* _Required work_
Your task is to print the material below exactly as presented.

- - - -

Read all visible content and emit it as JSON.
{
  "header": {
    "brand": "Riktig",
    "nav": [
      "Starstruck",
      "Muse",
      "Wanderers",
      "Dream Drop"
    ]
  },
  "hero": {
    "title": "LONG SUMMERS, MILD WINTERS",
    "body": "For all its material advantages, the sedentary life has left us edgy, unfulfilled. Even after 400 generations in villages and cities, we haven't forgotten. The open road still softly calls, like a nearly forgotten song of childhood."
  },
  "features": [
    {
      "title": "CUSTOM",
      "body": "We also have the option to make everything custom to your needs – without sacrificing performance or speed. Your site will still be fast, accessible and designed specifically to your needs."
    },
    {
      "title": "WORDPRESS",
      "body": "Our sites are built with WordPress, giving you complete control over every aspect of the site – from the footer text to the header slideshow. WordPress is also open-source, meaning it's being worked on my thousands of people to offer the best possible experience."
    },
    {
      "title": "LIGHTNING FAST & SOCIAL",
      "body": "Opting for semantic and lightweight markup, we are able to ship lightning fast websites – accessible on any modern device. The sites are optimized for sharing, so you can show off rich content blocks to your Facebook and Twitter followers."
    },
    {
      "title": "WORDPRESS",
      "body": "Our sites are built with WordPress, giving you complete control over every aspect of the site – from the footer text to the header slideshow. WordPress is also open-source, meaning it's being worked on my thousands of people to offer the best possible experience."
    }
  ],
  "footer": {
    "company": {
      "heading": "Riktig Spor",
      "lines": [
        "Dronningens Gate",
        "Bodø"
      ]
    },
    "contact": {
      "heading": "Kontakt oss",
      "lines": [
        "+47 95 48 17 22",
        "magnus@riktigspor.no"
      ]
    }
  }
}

- - - -

* _Response to this task_
Read all visible content and emit it as JSON.
{
  "header": {
    "brand": "Riktig",
    "nav": [
      "Starstruck",
      "Muse",
      "Wanderers",
      "Dream Drop"
    ]
  },
  "hero": {
    "title": "LONG SUMMERS, MILD WINTERS",
    "body": "For all its material advantages, the sedentary life has left us edgy, unfulfilled. Even after 400 generations in villages and cities, we haven't forgotten. The open road still softly calls, like a nearly forgotten song of childhood."
  },
  "features": [
    {
      "title": "CUSTOM",
      "body": "We also have the option to make everything custom to your needs – without sacrificing performance or speed. Your site will still be fast, accessible and designed specifically to your needs."
    },
    {
      "title": "WORDPRESS",
      "body": "Our sites are built with WordPress, giving you complete control over every aspect of the site – from the footer text to the header slideshow. WordPress is also open-source, meaning it's being worked on my thousands of people to offer the best possible experience."
    },
    {
      "title": "LIGHTNING FAST & SOCIAL",
      "body": "Opting for semantic and lightweight markup, we are able to ship lightning fast websites – accessible on any modern device. The sites are optimized for sharing, so you can show off rich content blocks to your Facebook and Twitter followers."
    },
    {
      "title": "WORDPRESS",
      "body": "Our sites are built with WordPress, giving you complete control over every aspect of the site – from the footer text to the header slideshow. WordPress is also open-source, meaning it's being worked on my thousands of people to offer the best possible experience."
    }
  ],
  "footer": {
    "company": {
      "heading": "Riktig Spor",
      "lines": [
        "Dronningens Gate",
        "Bodø"
      ]
    },
    "contact": {
      "heading": "Kontakt oss",
      "lines": [
        "+47 95 48 17 22",
        "magnus@riktigspor.no"
      ]
    }
  }
}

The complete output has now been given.